Stated task = Scan the data beneath this task and copy each line that includes "Fecal".
________________________________________
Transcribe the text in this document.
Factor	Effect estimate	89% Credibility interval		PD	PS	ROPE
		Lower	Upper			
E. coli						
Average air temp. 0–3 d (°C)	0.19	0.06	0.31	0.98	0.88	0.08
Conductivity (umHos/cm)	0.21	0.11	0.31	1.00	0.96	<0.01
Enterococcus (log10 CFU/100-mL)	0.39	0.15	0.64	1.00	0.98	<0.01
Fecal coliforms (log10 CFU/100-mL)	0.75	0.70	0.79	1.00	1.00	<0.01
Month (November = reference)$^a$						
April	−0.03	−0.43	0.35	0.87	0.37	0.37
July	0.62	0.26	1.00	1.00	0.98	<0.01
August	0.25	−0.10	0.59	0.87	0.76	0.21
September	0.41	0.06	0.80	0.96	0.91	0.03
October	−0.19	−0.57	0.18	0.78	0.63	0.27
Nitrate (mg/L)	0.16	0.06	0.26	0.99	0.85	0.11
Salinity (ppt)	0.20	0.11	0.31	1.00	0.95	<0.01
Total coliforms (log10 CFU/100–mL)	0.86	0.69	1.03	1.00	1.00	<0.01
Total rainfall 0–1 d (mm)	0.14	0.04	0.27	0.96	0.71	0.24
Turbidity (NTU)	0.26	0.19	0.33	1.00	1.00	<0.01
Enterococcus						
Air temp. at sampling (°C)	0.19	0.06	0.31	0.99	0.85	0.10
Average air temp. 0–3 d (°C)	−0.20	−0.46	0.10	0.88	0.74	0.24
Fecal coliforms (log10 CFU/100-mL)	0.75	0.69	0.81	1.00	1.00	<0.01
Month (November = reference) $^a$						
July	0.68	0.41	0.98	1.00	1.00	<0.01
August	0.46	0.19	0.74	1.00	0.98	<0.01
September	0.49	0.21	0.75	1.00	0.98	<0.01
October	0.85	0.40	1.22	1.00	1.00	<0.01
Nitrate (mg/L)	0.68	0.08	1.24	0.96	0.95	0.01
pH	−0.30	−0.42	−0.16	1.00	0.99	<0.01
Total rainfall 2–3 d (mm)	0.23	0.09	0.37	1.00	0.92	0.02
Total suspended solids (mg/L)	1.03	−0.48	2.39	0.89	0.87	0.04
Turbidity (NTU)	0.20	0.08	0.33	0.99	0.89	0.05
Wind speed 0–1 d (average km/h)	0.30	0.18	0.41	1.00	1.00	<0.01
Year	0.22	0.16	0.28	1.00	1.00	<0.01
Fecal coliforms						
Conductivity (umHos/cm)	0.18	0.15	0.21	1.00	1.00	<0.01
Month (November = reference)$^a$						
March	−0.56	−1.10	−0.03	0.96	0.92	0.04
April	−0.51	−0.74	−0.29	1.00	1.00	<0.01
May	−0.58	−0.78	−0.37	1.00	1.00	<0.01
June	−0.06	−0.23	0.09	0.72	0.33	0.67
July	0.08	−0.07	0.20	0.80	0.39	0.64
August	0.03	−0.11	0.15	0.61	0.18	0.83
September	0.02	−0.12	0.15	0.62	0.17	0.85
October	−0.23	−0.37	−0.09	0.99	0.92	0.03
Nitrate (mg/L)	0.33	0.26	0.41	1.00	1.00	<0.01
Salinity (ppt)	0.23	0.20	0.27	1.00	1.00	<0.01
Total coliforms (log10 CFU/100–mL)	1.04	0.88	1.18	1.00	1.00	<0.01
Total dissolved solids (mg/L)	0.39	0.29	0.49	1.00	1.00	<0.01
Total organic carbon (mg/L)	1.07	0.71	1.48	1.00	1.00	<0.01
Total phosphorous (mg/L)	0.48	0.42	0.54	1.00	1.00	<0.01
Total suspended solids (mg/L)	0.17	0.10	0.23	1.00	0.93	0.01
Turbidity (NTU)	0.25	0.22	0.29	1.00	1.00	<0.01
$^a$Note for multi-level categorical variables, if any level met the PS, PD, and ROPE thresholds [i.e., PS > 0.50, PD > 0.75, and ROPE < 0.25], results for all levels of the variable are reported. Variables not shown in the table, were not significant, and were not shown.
________________________________________
Expected output =
Fecal coliforms (log10 CFU/100-mL)	0.75	0.70	0.79	1.00	1.00	<0.01
Fecal coliforms (log10 CFU/100-mL)	0.75	0.69	0.81	1.00	1.00	<0.01
Fecal coliforms						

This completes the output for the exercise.